(Figure contents as structured data)
· · · · · · ·

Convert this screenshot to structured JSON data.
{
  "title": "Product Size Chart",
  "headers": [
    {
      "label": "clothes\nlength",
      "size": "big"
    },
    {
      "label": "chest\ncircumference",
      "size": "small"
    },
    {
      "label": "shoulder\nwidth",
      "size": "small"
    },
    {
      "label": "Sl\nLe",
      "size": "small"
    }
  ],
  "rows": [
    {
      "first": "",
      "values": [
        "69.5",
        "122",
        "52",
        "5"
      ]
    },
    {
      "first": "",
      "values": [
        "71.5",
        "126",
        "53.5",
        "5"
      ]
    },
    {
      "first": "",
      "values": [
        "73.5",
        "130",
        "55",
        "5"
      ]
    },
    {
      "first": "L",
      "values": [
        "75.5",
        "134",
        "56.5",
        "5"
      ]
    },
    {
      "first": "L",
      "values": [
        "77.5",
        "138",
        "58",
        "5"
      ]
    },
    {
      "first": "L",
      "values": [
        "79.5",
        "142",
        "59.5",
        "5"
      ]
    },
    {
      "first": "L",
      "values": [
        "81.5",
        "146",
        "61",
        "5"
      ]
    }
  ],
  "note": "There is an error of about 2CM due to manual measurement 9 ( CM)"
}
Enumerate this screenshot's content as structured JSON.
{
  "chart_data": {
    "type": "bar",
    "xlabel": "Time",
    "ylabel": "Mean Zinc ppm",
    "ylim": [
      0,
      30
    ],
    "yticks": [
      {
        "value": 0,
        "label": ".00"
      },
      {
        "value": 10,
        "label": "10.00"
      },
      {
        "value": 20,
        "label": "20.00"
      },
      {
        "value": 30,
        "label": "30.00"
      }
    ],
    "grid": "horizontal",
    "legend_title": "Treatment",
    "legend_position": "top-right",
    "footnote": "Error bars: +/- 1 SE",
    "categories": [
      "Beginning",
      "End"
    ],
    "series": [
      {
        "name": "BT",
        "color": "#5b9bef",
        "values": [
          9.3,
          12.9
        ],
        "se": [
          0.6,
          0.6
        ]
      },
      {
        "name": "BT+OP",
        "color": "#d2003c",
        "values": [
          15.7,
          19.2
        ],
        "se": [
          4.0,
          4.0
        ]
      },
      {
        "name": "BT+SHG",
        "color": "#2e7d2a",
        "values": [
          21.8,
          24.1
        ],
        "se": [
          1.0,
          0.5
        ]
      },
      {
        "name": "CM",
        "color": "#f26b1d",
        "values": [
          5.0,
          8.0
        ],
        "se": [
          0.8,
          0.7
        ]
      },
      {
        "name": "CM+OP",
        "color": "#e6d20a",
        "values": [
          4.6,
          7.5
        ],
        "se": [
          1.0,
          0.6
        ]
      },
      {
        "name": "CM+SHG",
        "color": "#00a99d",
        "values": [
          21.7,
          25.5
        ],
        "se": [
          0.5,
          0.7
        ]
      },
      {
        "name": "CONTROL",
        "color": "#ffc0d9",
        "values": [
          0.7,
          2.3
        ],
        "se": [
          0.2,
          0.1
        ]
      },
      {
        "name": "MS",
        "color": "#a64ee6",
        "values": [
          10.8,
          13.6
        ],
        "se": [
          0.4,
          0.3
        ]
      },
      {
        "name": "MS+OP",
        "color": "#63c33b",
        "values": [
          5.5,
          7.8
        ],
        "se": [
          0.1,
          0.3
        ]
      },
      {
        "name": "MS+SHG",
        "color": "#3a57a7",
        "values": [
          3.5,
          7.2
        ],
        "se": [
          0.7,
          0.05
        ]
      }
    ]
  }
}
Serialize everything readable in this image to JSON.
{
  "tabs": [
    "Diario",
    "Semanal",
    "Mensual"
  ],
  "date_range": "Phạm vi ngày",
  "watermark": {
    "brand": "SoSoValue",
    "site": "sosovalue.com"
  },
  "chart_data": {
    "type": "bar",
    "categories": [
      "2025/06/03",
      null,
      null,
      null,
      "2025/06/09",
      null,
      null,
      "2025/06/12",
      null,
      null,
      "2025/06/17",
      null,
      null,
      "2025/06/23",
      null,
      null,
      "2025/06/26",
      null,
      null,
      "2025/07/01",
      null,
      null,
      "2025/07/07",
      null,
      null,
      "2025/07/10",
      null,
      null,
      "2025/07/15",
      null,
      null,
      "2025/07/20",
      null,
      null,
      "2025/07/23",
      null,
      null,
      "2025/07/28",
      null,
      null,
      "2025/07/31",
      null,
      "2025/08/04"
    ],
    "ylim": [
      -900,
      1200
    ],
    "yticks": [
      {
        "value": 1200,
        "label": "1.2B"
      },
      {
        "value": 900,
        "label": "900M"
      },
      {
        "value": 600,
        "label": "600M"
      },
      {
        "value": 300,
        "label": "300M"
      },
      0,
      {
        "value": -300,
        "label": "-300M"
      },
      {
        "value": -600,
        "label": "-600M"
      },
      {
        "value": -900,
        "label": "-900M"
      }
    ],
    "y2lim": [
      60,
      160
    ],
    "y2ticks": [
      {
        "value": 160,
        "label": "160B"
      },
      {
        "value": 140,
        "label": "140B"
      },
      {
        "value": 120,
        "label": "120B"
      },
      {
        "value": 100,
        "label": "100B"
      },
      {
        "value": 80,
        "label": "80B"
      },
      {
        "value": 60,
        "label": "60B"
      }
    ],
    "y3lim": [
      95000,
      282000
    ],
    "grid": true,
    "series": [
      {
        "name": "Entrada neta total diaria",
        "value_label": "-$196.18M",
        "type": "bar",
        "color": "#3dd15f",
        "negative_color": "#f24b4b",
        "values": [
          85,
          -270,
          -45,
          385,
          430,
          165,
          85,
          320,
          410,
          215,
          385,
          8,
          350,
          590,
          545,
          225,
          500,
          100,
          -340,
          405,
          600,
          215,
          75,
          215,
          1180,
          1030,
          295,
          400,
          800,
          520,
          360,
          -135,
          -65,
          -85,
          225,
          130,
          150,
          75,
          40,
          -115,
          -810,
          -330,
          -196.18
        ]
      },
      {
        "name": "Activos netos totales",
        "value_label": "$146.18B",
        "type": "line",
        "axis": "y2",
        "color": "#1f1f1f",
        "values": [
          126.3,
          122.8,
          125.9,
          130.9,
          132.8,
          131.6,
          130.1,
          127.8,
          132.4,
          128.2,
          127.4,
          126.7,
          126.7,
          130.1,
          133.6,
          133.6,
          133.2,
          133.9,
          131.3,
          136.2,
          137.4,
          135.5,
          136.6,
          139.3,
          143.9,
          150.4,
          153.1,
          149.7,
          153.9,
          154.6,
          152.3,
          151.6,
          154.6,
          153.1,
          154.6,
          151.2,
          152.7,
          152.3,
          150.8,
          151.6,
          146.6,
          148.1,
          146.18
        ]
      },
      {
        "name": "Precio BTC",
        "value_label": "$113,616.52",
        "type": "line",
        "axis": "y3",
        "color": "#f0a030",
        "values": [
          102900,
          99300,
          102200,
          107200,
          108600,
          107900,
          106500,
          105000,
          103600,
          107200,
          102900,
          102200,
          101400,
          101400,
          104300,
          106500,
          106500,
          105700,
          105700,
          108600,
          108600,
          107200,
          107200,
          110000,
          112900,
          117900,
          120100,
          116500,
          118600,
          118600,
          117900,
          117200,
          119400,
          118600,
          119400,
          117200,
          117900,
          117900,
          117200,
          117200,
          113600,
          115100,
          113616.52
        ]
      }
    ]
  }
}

· · · · · · ·

* **Task description**
Among the entries, how many lines contain the string "JSON"? Give the number without anything else.

* **Final result**
3